• [Stated goal]
Copy out each line of the material in which the word "określonych" appears.

[Stored data entries]
-*-*-

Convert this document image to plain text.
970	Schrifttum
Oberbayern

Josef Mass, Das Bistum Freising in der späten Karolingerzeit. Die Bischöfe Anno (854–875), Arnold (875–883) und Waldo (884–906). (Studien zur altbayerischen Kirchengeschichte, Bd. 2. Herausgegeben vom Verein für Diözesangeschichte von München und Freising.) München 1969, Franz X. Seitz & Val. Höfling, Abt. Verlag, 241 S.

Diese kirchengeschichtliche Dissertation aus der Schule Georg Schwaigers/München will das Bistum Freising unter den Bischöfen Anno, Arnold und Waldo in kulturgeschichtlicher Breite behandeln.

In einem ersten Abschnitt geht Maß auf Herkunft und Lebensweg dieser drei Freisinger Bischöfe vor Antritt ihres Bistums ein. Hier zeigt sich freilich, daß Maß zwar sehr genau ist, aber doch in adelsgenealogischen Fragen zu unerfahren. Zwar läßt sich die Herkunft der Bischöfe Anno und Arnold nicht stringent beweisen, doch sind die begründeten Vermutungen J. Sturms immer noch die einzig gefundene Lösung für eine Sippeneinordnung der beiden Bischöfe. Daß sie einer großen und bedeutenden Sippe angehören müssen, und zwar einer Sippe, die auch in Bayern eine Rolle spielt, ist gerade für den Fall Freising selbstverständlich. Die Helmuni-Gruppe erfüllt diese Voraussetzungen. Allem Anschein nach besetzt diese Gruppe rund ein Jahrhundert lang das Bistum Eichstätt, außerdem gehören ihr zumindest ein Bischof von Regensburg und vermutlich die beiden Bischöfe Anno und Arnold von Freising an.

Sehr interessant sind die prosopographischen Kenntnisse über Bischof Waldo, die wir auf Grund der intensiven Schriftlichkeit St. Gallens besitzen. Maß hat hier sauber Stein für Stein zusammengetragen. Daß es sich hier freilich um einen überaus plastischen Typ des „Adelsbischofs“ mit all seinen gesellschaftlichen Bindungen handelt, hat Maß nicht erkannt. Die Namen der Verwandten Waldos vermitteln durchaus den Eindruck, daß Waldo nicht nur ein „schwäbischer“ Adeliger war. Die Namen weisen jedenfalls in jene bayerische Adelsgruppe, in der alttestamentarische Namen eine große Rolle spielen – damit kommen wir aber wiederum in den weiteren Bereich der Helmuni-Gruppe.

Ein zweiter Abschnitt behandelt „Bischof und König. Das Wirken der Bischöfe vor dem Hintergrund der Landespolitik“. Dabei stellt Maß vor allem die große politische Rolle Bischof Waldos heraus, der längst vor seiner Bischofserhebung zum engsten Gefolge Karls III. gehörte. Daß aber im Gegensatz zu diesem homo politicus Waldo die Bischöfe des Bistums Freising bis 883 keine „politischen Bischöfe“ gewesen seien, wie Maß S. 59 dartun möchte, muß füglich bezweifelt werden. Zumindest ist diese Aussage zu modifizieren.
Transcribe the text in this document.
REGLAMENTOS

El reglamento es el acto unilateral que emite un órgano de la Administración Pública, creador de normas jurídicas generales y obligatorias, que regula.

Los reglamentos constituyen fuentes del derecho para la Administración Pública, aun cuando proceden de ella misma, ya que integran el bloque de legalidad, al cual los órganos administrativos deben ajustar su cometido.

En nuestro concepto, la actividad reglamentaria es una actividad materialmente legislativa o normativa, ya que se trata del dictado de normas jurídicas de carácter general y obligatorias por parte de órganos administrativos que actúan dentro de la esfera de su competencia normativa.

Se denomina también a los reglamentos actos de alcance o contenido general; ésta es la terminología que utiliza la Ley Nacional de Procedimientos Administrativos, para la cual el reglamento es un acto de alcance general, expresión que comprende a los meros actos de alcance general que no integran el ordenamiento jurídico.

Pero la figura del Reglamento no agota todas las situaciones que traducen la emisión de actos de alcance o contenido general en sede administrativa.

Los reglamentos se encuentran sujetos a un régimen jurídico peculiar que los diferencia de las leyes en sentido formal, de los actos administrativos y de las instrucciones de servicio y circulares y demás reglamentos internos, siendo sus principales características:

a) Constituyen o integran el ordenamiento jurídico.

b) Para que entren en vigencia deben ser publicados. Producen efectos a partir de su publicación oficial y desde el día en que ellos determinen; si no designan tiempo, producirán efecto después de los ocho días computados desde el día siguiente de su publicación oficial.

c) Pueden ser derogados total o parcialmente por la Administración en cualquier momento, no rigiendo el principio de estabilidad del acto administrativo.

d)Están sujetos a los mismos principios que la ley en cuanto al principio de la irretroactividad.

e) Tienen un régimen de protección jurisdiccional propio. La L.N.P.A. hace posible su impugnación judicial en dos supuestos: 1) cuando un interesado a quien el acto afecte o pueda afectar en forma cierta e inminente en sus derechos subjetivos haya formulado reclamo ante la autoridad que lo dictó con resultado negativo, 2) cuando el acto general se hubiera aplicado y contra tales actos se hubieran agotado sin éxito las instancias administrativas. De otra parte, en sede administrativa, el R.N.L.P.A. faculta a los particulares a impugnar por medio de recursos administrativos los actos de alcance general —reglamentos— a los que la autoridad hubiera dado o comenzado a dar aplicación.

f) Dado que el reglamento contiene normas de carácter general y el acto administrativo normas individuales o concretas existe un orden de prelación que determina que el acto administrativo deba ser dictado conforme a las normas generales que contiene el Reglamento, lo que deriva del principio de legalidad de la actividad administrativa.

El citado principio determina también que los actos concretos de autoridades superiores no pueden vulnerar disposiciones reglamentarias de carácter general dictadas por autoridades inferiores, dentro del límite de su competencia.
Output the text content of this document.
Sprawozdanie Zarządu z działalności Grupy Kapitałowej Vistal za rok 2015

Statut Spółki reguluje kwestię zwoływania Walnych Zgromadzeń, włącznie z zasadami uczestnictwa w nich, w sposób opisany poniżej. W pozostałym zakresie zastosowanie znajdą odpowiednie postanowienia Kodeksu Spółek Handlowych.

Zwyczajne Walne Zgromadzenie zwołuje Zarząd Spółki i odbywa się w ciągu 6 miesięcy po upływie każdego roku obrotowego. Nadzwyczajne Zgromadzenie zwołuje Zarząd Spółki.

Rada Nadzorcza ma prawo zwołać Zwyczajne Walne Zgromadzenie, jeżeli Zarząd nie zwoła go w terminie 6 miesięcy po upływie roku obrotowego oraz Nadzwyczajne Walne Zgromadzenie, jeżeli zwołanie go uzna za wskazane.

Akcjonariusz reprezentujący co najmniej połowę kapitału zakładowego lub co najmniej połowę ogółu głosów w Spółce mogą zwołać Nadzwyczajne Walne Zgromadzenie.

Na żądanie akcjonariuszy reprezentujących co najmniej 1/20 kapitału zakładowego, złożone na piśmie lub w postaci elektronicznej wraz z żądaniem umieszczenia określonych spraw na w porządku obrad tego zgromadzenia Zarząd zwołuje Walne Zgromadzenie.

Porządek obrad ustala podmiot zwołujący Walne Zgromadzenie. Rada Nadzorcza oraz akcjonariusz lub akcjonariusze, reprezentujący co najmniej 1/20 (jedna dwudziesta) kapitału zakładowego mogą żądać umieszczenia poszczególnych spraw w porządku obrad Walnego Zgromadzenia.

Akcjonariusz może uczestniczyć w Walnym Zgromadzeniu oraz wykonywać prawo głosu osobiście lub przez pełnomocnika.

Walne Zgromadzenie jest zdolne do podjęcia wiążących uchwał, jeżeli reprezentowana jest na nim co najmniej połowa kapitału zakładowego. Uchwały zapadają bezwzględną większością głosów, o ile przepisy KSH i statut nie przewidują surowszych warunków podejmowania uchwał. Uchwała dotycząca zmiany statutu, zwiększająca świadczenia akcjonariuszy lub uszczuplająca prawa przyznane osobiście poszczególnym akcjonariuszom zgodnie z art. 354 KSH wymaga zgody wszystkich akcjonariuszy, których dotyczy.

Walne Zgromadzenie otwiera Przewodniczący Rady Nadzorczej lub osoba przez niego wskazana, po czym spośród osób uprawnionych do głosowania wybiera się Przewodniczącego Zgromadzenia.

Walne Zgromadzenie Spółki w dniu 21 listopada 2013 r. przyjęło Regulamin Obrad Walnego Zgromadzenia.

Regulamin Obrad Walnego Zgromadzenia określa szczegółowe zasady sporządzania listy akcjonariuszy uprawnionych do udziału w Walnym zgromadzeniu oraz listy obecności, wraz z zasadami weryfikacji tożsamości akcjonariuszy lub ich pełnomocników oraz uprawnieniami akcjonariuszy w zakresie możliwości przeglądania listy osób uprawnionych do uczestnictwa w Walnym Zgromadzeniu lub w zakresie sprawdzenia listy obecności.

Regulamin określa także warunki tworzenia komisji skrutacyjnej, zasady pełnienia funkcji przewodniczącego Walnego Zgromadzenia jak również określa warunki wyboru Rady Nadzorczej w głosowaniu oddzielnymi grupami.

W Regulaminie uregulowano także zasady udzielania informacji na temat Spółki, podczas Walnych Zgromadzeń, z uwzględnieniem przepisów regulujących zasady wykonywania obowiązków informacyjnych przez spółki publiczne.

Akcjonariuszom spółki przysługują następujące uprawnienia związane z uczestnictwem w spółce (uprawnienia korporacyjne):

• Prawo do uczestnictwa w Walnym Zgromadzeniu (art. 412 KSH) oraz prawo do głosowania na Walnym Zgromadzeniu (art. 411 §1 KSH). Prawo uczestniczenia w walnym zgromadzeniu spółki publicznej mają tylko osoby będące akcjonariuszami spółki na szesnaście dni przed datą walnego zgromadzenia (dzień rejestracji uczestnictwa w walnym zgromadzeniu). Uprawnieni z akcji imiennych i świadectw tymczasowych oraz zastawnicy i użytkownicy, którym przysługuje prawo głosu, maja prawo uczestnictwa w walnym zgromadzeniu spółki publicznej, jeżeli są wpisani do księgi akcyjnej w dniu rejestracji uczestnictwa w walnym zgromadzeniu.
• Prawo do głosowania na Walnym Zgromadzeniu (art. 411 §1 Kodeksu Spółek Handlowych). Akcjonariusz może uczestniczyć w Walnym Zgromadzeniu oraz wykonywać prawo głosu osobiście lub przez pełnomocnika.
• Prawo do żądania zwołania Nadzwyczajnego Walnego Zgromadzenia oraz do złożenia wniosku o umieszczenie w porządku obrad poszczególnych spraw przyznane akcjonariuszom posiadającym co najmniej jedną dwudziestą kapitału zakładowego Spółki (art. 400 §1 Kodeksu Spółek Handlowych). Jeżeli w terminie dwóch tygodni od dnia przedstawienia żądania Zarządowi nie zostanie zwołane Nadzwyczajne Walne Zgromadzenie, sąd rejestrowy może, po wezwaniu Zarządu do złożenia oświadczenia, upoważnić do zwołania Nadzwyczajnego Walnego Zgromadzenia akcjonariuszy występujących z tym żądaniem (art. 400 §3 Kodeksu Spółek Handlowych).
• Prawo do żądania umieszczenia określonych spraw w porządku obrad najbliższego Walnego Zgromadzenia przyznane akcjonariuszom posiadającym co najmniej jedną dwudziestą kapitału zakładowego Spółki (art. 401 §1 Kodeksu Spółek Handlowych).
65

-*-*-

• [Result]
Na żądanie akcjonariuszy reprezentujących co najmniej 1/20 kapitału zakładowego, złożone na piśmie lub w postaci elektronicznej wraz z żądaniem umieszczenia określonych spraw na w porządku obrad tego zgromadzenia Zarząd zwołuje Walne Zgromadzenie.
• Prawo do żądania umieszczenia określonych spraw w porządku obrad najbliższego Walnego Zgromadzenia przyznane akcjonariuszom posiadającym co najmniej jedną dwudziestą kapitału zakładowego Spółki (art. 401 §1 Kodeksu Spółek Handlowych).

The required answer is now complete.